* [WHAT IS BEING ASKED]: Can you give all the records again without altering a single character?

* [RECORDED INFORMATION]:

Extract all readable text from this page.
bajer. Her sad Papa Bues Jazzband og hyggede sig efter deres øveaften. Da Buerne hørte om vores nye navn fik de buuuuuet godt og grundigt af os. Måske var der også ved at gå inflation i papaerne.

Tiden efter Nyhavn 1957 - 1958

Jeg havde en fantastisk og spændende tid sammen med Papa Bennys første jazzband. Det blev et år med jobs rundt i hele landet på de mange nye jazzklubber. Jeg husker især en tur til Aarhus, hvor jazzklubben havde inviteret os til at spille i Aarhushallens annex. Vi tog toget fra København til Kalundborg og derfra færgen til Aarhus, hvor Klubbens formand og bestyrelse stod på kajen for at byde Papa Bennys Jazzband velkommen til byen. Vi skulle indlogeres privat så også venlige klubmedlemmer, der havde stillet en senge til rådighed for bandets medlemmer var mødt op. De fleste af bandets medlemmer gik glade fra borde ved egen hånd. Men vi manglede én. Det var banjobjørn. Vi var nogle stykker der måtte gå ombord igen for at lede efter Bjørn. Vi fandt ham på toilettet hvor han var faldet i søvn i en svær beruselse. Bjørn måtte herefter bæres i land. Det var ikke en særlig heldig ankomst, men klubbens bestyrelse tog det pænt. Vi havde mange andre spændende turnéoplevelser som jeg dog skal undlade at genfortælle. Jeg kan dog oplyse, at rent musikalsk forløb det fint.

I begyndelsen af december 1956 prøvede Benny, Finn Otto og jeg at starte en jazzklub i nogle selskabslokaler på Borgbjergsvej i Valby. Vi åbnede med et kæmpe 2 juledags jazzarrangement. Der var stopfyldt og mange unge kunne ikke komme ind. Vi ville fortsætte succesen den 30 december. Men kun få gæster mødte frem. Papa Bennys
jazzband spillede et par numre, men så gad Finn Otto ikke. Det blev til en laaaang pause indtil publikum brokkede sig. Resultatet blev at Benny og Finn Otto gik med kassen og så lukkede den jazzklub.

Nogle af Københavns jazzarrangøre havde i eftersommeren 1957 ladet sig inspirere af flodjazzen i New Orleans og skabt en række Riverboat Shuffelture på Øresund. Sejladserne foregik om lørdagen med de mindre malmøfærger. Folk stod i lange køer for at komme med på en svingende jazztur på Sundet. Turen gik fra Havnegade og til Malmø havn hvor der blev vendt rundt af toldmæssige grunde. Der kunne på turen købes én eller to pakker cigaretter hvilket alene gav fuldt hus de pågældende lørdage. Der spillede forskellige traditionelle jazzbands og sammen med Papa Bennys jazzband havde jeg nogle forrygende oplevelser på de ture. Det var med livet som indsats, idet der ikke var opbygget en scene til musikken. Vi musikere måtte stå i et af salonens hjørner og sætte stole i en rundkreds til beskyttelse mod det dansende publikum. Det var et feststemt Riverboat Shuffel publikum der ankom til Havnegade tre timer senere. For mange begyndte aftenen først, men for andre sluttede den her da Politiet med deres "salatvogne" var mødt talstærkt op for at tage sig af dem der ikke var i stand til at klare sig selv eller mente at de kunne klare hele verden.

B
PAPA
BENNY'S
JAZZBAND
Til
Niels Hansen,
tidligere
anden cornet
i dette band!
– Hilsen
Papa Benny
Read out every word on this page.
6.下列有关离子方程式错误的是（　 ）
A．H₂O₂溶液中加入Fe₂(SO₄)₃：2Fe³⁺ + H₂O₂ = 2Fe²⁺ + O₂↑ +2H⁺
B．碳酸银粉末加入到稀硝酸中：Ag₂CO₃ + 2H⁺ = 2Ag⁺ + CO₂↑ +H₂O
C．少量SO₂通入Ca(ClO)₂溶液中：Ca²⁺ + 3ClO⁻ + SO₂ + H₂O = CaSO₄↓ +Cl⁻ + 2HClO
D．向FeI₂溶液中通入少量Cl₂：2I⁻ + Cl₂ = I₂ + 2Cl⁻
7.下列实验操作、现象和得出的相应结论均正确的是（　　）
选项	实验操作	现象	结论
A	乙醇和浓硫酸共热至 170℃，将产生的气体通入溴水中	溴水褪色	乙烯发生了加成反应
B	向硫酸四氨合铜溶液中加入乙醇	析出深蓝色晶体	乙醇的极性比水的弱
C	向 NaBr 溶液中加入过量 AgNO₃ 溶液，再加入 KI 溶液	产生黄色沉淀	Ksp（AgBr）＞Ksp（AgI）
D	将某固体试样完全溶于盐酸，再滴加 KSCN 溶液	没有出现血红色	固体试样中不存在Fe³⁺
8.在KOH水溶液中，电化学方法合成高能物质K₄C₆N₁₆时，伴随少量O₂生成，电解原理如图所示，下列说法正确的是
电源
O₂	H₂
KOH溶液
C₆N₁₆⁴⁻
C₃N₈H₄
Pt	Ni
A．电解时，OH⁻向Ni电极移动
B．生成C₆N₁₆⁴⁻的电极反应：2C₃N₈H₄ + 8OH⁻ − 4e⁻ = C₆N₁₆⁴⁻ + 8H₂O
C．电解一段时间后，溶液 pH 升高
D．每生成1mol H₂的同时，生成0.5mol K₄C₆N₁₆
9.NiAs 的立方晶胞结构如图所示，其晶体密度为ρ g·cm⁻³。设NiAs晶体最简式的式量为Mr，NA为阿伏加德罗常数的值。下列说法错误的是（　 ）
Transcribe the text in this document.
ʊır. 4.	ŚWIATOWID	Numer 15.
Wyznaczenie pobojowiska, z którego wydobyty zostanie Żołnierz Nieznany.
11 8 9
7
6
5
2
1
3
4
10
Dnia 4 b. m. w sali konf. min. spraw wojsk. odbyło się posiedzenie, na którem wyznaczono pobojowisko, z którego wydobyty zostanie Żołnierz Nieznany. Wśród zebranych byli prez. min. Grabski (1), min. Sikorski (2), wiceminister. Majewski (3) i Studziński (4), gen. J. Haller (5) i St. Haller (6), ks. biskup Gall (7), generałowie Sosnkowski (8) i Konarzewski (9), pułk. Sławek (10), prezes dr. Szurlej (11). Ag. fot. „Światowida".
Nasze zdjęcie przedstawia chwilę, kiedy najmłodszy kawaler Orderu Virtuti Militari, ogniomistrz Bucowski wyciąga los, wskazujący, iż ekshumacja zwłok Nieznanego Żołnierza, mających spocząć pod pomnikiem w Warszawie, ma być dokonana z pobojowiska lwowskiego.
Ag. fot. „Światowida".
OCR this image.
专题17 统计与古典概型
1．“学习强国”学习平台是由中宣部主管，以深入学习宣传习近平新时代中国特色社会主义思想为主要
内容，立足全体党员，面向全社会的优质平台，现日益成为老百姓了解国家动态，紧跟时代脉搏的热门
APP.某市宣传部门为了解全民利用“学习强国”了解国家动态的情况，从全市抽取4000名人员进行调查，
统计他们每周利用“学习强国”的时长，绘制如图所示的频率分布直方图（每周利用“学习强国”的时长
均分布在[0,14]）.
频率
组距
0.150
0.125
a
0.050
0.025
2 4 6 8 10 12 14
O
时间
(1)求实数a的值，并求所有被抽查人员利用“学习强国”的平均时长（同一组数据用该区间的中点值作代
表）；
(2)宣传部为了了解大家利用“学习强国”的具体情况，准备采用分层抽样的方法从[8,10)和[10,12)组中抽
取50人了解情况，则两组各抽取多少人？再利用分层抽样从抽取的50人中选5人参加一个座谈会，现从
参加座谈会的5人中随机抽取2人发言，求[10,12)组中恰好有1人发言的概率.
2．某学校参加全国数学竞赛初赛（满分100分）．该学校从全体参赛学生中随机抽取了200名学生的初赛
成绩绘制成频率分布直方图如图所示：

* [SOLUTION FOR THIS TASK]:
Extract all readable text from this page.
bajer. Her sad Papa Bues Jazzband og hyggede sig efter deres øveaften. Da Buerne hørte om vores nye navn fik de buuuuuet godt og grundigt af os. Måske var der også ved at gå inflation i papaerne.

Tiden efter Nyhavn 1957 - 1958

Jeg havde en fantastisk og spændende tid sammen med Papa Bennys første jazzband. Det blev et år med jobs rundt i hele landet på de mange nye jazzklubber. Jeg husker især en tur til Aarhus, hvor jazzklubben havde inviteret os til at spille i Aarhushallens annex. Vi tog toget fra København til Kalundborg og derfra færgen til Aarhus, hvor Klubbens formand og bestyrelse stod på kajen for at byde Papa Bennys Jazzband velkommen til byen. Vi skulle indlogeres privat så også venlige klubmedlemmer, der havde stillet en senge til rådighed for bandets medlemmer var mødt op. De fleste af bandets medlemmer gik glade fra borde ved egen hånd. Men vi manglede én. Det var banjobjørn. Vi var nogle stykker der måtte gå ombord igen for at lede efter Bjørn. Vi fandt ham på toilettet hvor han var faldet i søvn i en svær beruselse. Bjørn måtte herefter bæres i land. Det var ikke en særlig heldig ankomst, men klubbens bestyrelse tog det pænt. Vi havde mange andre spændende turnéoplevelser som jeg dog skal undlade at genfortælle. Jeg kan dog oplyse, at rent musikalsk forløb det fint.

I begyndelsen af december 1956 prøvede Benny, Finn Otto og jeg at starte en jazzklub i nogle selskabslokaler på Borgbjergsvej i Valby. Vi åbnede med et kæmpe 2 juledags jazzarrangement. Der var stopfyldt og mange unge kunne ikke komme ind. Vi ville fortsætte succesen den 30 december. Men kun få gæster mødte frem. Papa Bennys
jazzband spillede et par numre, men så gad Finn Otto ikke. Det blev til en laaaang pause indtil publikum brokkede sig. Resultatet blev at Benny og Finn Otto gik med kassen og så lukkede den jazzklub.

Nogle af Københavns jazzarrangøre havde i eftersommeren 1957 ladet sig inspirere af flodjazzen i New Orleans og skabt en række Riverboat Shuffelture på Øresund. Sejladserne foregik om lørdagen med de mindre malmøfærger. Folk stod i lange køer for at komme med på en svingende jazztur på Sundet. Turen gik fra Havnegade og til Malmø havn hvor der blev vendt rundt af toldmæssige grunde. Der kunne på turen købes én eller to pakker cigaretter hvilket alene gav fuldt hus de pågældende lørdage. Der spillede forskellige traditionelle jazzbands og sammen med Papa Bennys jazzband havde jeg nogle forrygende oplevelser på de ture. Det var med livet som indsats, idet der ikke var opbygget en scene til musikken. Vi musikere måtte stå i et af salonens hjørner og sætte stole i en rundkreds til beskyttelse mod det dansende publikum. Det var et feststemt Riverboat Shuffel publikum der ankom til Havnegade tre timer senere. For mange begyndte aftenen først, men for andre sluttede den her da Politiet med deres "salatvogne" var mødt talstærkt op for at tage sig af dem der ikke var i stand til at klare sig selv eller mente at de kunne klare hele verden.

B
PAPA
BENNY'S
JAZZBAND
Til
Niels Hansen,
tidligere
anden cornet
i dette band!
– Hilsen
Papa Benny
Read out every word on this page.
6.下列有关离子方程式错误的是（　 ）
A．H₂O₂溶液中加入Fe₂(SO₄)₃：2Fe³⁺ + H₂O₂ = 2Fe²⁺ + O₂↑ +2H⁺
B．碳酸银粉末加入到稀硝酸中：Ag₂CO₃ + 2H⁺ = 2Ag⁺ + CO₂↑ +H₂O
C．少量SO₂通入Ca(ClO)₂溶液中：Ca²⁺ + 3ClO⁻ + SO₂ + H₂O = CaSO₄↓ +Cl⁻ + 2HClO
D．向FeI₂溶液中通入少量Cl₂：2I⁻ + Cl₂ = I₂ + 2Cl⁻
7.下列实验操作、现象和得出的相应结论均正确的是（　　）
选项	实验操作	现象	结论
A	乙醇和浓硫酸共热至 170℃，将产生的气体通入溴水中	溴水褪色	乙烯发生了加成反应
B	向硫酸四氨合铜溶液中加入乙醇	析出深蓝色晶体	乙醇的极性比水的弱
C	向 NaBr 溶液中加入过量 AgNO₃ 溶液，再加入 KI 溶液	产生黄色沉淀	Ksp（AgBr）＞Ksp（AgI）
D	将某固体试样完全溶于盐酸，再滴加 KSCN 溶液	没有出现血红色	固体试样中不存在Fe³⁺
8.在KOH水溶液中，电化学方法合成高能物质K₄C₆N₁₆时，伴随少量O₂生成，电解原理如图所示，下列说法正确的是
电源
O₂	H₂
KOH溶液
C₆N₁₆⁴⁻
C₃N₈H₄
Pt	Ni
A．电解时，OH⁻向Ni电极移动
B．生成C₆N₁₆⁴⁻的电极反应：2C₃N₈H₄ + 8OH⁻ − 4e⁻ = C₆N₁₆⁴⁻ + 8H₂O
C．电解一段时间后，溶液 pH 升高
D．每生成1mol H₂的同时，生成0.5mol K₄C₆N₁₆
9.NiAs 的立方晶胞结构如图所示，其晶体密度为ρ g·cm⁻³。设NiAs晶体最简式的式量为Mr，NA为阿伏加德罗常数的值。下列说法错误的是（　 ）
Transcribe the text in this document.
ʊır. 4.	ŚWIATOWID	Numer 15.
Wyznaczenie pobojowiska, z którego wydobyty zostanie Żołnierz Nieznany.
11 8 9
7
6
5
2
1
3
4
10
Dnia 4 b. m. w sali konf. min. spraw wojsk. odbyło się posiedzenie, na którem wyznaczono pobojowisko, z którego wydobyty zostanie Żołnierz Nieznany. Wśród zebranych byli prez. min. Grabski (1), min. Sikorski (2), wiceminister. Majewski (3) i Studziński (4), gen. J. Haller (5) i St. Haller (6), ks. biskup Gall (7), generałowie Sosnkowski (8) i Konarzewski (9), pułk. Sławek (10), prezes dr. Szurlej (11). Ag. fot. „Światowida".
Nasze zdjęcie przedstawia chwilę, kiedy najmłodszy kawaler Orderu Virtuti Militari, ogniomistrz Bucowski wyciąga los, wskazujący, iż ekshumacja zwłok Nieznanego Żołnierza, mających spocząć pod pomnikiem w Warszawie, ma być dokonana z pobojowiska lwowskiego.
Ag. fot. „Światowida".
OCR this image.
专题17 统计与古典概型
1．“学习强国”学习平台是由中宣部主管，以深入学习宣传习近平新时代中国特色社会主义思想为主要
内容，立足全体党员，面向全社会的优质平台，现日益成为老百姓了解国家动态，紧跟时代脉搏的热门
APP.某市宣传部门为了解全民利用“学习强国”了解国家动态的情况，从全市抽取4000名人员进行调查，
统计他们每周利用“学习强国”的时长，绘制如图所示的频率分布直方图（每周利用“学习强国”的时长
均分布在[0,14]）.
频率
组距
0.150
0.125
a
0.050
0.025
2 4 6 8 10 12 14
O
时间
(1)求实数a的值，并求所有被抽查人员利用“学习强国”的平均时长（同一组数据用该区间的中点值作代
表）；
(2)宣传部为了了解大家利用“学习强国”的具体情况，准备采用分层抽样的方法从[8,10)和[10,12)组中抽
取50人了解情况，则两组各抽取多少人？再利用分层抽样从抽取的50人中选5人参加一个座谈会，现从
参加座谈会的5人中随机抽取2人发言，求[10,12)组中恰好有1人发言的概率.
2．某学校参加全国数学竞赛初赛（满分100分）．该学校从全体参赛学生中随机抽取了200名学生的初赛
成绩绘制成频率分布直方图如图所示：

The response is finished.